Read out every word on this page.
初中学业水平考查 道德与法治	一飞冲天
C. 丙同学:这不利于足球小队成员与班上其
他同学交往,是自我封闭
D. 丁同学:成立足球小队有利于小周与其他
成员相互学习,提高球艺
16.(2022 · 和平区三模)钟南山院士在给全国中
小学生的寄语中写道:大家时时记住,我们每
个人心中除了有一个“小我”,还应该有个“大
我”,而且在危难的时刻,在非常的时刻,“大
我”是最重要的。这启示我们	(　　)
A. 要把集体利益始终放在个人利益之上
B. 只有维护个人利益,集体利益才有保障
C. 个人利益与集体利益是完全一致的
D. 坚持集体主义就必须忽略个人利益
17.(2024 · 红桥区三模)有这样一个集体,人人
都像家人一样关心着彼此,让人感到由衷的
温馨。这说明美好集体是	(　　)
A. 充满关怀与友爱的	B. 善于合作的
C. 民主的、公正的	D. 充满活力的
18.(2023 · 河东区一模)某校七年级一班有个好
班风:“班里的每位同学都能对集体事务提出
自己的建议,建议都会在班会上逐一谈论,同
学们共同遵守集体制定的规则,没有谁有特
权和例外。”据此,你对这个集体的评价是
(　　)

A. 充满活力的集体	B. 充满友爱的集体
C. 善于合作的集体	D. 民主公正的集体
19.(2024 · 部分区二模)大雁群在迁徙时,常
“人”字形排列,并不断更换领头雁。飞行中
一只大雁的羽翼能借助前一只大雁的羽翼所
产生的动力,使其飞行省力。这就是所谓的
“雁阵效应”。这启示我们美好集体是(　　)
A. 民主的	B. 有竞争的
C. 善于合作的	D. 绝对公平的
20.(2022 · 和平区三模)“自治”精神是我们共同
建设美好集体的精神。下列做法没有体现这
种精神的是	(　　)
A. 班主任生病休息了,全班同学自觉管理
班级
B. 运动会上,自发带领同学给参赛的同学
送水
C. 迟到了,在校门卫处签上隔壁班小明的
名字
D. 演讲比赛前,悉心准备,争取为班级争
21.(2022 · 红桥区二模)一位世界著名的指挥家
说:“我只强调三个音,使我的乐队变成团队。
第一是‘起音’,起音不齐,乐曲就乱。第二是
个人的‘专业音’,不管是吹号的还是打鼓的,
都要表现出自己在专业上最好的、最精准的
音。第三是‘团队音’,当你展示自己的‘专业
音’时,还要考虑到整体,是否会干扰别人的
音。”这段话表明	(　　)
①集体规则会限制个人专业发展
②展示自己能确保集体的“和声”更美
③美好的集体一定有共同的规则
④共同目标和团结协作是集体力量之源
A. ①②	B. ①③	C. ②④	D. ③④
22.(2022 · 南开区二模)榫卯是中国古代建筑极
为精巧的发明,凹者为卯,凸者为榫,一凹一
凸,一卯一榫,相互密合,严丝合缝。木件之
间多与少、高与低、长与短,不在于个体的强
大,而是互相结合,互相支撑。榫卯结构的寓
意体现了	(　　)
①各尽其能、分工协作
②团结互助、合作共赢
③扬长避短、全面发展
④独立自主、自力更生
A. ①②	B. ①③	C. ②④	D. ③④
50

■ TO BE DONE: Set down the listing in full, keeping every word exactly as it is.

■ CORRECT RESPONSE:
Read out every word on this page.
初中学业水平考查 道德与法治	一飞冲天
C. 丙同学:这不利于足球小队成员与班上其
他同学交往,是自我封闭
D. 丁同学:成立足球小队有利于小周与其他
成员相互学习,提高球艺
16.(2022 · 和平区三模)钟南山院士在给全国中
小学生的寄语中写道:大家时时记住,我们每
个人心中除了有一个“小我”,还应该有个“大
我”,而且在危难的时刻,在非常的时刻,“大
我”是最重要的。这启示我们	(　　)
A. 要把集体利益始终放在个人利益之上
B. 只有维护个人利益,集体利益才有保障
C. 个人利益与集体利益是完全一致的
D. 坚持集体主义就必须忽略个人利益
17.(2024 · 红桥区三模)有这样一个集体,人人
都像家人一样关心着彼此,让人感到由衷的
温馨。这说明美好集体是	(　　)
A. 充满关怀与友爱的	B. 善于合作的
C. 民主的、公正的	D. 充满活力的
18.(2023 · 河东区一模)某校七年级一班有个好
班风:“班里的每位同学都能对集体事务提出
自己的建议,建议都会在班会上逐一谈论,同
学们共同遵守集体制定的规则,没有谁有特
权和例外。”据此,你对这个集体的评价是
(　　)

A. 充满活力的集体	B. 充满友爱的集体
C. 善于合作的集体	D. 民主公正的集体
19.(2024 · 部分区二模)大雁群在迁徙时,常
“人”字形排列,并不断更换领头雁。飞行中
一只大雁的羽翼能借助前一只大雁的羽翼所
产生的动力,使其飞行省力。这就是所谓的
“雁阵效应”。这启示我们美好集体是(　　)
A. 民主的	B. 有竞争的
C. 善于合作的	D. 绝对公平的
20.(2022 · 和平区三模)“自治”精神是我们共同
建设美好集体的精神。下列做法没有体现这
种精神的是	(　　)
A. 班主任生病休息了,全班同学自觉管理
班级
B. 运动会上,自发带领同学给参赛的同学
送水
C. 迟到了,在校门卫处签上隔壁班小明的
名字
D. 演讲比赛前,悉心准备,争取为班级争
21.(2022 · 红桥区二模)一位世界著名的指挥家
说:“我只强调三个音,使我的乐队变成团队。
第一是‘起音’,起音不齐,乐曲就乱。第二是
个人的‘专业音’,不管是吹号的还是打鼓的,
都要表现出自己在专业上最好的、最精准的
音。第三是‘团队音’,当你展示自己的‘专业
音’时,还要考虑到整体,是否会干扰别人的
音。”这段话表明	(　　)
①集体规则会限制个人专业发展
②展示自己能确保集体的“和声”更美
③美好的集体一定有共同的规则
④共同目标和团结协作是集体力量之源
A. ①②	B. ①③	C. ②④	D. ③④
22.(2022 · 南开区二模)榫卯是中国古代建筑极
为精巧的发明,凹者为卯,凸者为榫,一凹一
凸,一卯一榫,相互密合,严丝合缝。木件之
间多与少、高与低、长与短,不在于个体的强
大,而是互相结合,互相支撑。榫卯结构的寓
意体现了	(　　)
①各尽其能、分工协作
②团结互助、合作共赢
③扬长避短、全面发展
④独立自主、自力更生
A. ①②	B. ①③	C. ②④	D. ③④
50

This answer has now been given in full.